Written request>
Reproduce each record exactly.

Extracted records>
= = = =
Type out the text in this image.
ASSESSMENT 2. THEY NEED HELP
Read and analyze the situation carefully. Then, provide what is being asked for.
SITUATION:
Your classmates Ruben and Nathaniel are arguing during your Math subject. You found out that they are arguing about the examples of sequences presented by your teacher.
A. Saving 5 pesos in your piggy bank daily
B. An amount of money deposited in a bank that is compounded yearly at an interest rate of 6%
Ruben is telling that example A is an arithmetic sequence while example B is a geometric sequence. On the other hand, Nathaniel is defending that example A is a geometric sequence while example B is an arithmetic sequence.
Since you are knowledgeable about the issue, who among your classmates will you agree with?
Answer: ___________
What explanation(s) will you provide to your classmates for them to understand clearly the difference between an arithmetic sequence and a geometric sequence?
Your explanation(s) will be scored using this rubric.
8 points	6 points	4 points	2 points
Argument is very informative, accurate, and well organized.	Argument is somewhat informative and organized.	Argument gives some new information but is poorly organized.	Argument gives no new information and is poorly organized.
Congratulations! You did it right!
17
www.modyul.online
= = = =
Complete output>
Type out the text in this image.
ASSESSMENT 2. THEY NEED HELP
Read and analyze the situation carefully. Then, provide what is being asked for.
SITUATION:
Your classmates Ruben and Nathaniel are arguing during your Math subject. You found out that they are arguing about the examples of sequences presented by your teacher.
A. Saving 5 pesos in your piggy bank daily
B. An amount of money deposited in a bank that is compounded yearly at an interest rate of 6%
Ruben is telling that example A is an arithmetic sequence while example B is a geometric sequence. On the other hand, Nathaniel is defending that example A is a geometric sequence while example B is an arithmetic sequence.
Since you are knowledgeable about the issue, who among your classmates will you agree with?
Answer: ___________
What explanation(s) will you provide to your classmates for them to understand clearly the difference between an arithmetic sequence and a geometric sequence?
Your explanation(s) will be scored using this rubric.
8 points	6 points	4 points	2 points
Argument is very informative, accurate, and well organized.	Argument is somewhat informative and organized.	Argument gives some new information but is poorly organized.	Argument gives no new information and is poorly organized.
Congratulations! You did it right!
17
www.modyul.online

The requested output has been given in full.